§ **Instruction**
Go through the records and give each one again exactly.

•••••

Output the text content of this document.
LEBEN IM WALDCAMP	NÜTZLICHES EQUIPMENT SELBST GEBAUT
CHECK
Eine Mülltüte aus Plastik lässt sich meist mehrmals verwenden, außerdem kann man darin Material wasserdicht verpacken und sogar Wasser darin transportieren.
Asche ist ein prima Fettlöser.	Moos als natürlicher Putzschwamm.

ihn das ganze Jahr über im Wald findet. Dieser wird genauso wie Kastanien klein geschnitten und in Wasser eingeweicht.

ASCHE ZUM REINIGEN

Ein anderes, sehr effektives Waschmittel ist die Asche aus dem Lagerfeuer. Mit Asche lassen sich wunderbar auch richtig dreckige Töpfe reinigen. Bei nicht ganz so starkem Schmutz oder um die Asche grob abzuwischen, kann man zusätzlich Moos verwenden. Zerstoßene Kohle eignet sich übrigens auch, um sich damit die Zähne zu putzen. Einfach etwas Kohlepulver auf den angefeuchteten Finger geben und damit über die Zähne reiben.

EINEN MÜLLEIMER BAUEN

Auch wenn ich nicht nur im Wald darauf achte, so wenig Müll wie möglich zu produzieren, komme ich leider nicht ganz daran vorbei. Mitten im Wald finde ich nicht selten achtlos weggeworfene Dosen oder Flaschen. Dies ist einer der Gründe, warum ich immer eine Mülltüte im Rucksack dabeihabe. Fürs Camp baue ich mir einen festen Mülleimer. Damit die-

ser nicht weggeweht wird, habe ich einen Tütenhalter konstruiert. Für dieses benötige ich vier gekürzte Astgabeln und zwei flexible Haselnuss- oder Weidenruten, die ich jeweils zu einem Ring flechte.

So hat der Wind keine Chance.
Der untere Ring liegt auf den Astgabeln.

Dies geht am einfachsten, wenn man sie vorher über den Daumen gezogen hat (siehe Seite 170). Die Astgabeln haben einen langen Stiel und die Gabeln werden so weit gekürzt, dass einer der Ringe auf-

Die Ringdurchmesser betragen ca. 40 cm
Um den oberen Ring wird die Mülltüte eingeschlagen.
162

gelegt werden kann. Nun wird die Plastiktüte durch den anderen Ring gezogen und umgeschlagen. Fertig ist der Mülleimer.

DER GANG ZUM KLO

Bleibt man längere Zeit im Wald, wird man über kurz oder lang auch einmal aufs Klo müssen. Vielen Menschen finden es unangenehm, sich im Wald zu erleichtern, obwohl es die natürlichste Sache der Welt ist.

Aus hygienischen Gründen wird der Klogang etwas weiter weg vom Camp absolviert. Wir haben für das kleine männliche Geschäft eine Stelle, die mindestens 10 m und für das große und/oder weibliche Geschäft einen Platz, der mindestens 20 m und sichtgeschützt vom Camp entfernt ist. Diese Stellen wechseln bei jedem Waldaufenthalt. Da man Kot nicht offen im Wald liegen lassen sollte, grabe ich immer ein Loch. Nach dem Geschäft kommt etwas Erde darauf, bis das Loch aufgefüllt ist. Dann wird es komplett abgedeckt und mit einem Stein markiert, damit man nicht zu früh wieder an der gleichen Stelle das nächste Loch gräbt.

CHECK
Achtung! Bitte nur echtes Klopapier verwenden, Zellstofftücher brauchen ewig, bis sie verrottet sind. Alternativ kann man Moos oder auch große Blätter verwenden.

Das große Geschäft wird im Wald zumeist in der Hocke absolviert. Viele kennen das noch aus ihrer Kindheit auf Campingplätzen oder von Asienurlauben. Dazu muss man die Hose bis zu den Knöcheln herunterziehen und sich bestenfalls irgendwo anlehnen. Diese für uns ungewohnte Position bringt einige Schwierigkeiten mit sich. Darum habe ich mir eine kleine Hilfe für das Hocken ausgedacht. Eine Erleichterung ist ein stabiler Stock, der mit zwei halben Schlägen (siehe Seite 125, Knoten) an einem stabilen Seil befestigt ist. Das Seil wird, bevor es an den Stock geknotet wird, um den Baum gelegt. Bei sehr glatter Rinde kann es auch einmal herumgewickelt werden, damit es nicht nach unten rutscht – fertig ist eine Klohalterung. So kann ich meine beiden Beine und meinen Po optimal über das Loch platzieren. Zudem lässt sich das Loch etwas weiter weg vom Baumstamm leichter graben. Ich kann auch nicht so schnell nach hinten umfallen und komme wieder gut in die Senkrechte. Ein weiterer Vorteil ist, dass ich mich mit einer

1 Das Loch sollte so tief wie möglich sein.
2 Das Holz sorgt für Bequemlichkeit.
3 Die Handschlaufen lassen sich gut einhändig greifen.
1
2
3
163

•••••

§ **Result**
Output the text content of this document.
LEBEN IM WALDCAMP	NÜTZLICHES EQUIPMENT SELBST GEBAUT
CHECK
Eine Mülltüte aus Plastik lässt sich meist mehrmals verwenden, außerdem kann man darin Material wasserdicht verpacken und sogar Wasser darin transportieren.
Asche ist ein prima Fettlöser.	Moos als natürlicher Putzschwamm.

ihn das ganze Jahr über im Wald findet. Dieser wird genauso wie Kastanien klein geschnitten und in Wasser eingeweicht.

ASCHE ZUM REINIGEN

Ein anderes, sehr effektives Waschmittel ist die Asche aus dem Lagerfeuer. Mit Asche lassen sich wunderbar auch richtig dreckige Töpfe reinigen. Bei nicht ganz so starkem Schmutz oder um die Asche grob abzuwischen, kann man zusätzlich Moos verwenden. Zerstoßene Kohle eignet sich übrigens auch, um sich damit die Zähne zu putzen. Einfach etwas Kohlepulver auf den angefeuchteten Finger geben und damit über die Zähne reiben.

EINEN MÜLLEIMER BAUEN

Auch wenn ich nicht nur im Wald darauf achte, so wenig Müll wie möglich zu produzieren, komme ich leider nicht ganz daran vorbei. Mitten im Wald finde ich nicht selten achtlos weggeworfene Dosen oder Flaschen. Dies ist einer der Gründe, warum ich immer eine Mülltüte im Rucksack dabeihabe. Fürs Camp baue ich mir einen festen Mülleimer. Damit die-

ser nicht weggeweht wird, habe ich einen Tütenhalter konstruiert. Für dieses benötige ich vier gekürzte Astgabeln und zwei flexible Haselnuss- oder Weidenruten, die ich jeweils zu einem Ring flechte.

So hat der Wind keine Chance.
Der untere Ring liegt auf den Astgabeln.

Dies geht am einfachsten, wenn man sie vorher über den Daumen gezogen hat (siehe Seite 170). Die Astgabeln haben einen langen Stiel und die Gabeln werden so weit gekürzt, dass einer der Ringe auf-

Die Ringdurchmesser betragen ca. 40 cm
Um den oberen Ring wird die Mülltüte eingeschlagen.
162

gelegt werden kann. Nun wird die Plastiktüte durch den anderen Ring gezogen und umgeschlagen. Fertig ist der Mülleimer.

DER GANG ZUM KLO

Bleibt man längere Zeit im Wald, wird man über kurz oder lang auch einmal aufs Klo müssen. Vielen Menschen finden es unangenehm, sich im Wald zu erleichtern, obwohl es die natürlichste Sache der Welt ist.

Aus hygienischen Gründen wird der Klogang etwas weiter weg vom Camp absolviert. Wir haben für das kleine männliche Geschäft eine Stelle, die mindestens 10 m und für das große und/oder weibliche Geschäft einen Platz, der mindestens 20 m und sichtgeschützt vom Camp entfernt ist. Diese Stellen wechseln bei jedem Waldaufenthalt. Da man Kot nicht offen im Wald liegen lassen sollte, grabe ich immer ein Loch. Nach dem Geschäft kommt etwas Erde darauf, bis das Loch aufgefüllt ist. Dann wird es komplett abgedeckt und mit einem Stein markiert, damit man nicht zu früh wieder an der gleichen Stelle das nächste Loch gräbt.

CHECK
Achtung! Bitte nur echtes Klopapier verwenden, Zellstofftücher brauchen ewig, bis sie verrottet sind. Alternativ kann man Moos oder auch große Blätter verwenden.

Das große Geschäft wird im Wald zumeist in der Hocke absolviert. Viele kennen das noch aus ihrer Kindheit auf Campingplätzen oder von Asienurlauben. Dazu muss man die Hose bis zu den Knöcheln herunterziehen und sich bestenfalls irgendwo anlehnen. Diese für uns ungewohnte Position bringt einige Schwierigkeiten mit sich. Darum habe ich mir eine kleine Hilfe für das Hocken ausgedacht. Eine Erleichterung ist ein stabiler Stock, der mit zwei halben Schlägen (siehe Seite 125, Knoten) an einem stabilen Seil befestigt ist. Das Seil wird, bevor es an den Stock geknotet wird, um den Baum gelegt. Bei sehr glatter Rinde kann es auch einmal herumgewickelt werden, damit es nicht nach unten rutscht – fertig ist eine Klohalterung. So kann ich meine beiden Beine und meinen Po optimal über das Loch platzieren. Zudem lässt sich das Loch etwas weiter weg vom Baumstamm leichter graben. Ich kann auch nicht so schnell nach hinten umfallen und komme wieder gut in die Senkrechte. Ein weiterer Vorteil ist, dass ich mich mit einer

1 Das Loch sollte so tief wie möglich sein.
2 Das Holz sorgt für Bequemlichkeit.
3 Die Handschlaufen lassen sich gut einhändig greifen.
1
2
3
163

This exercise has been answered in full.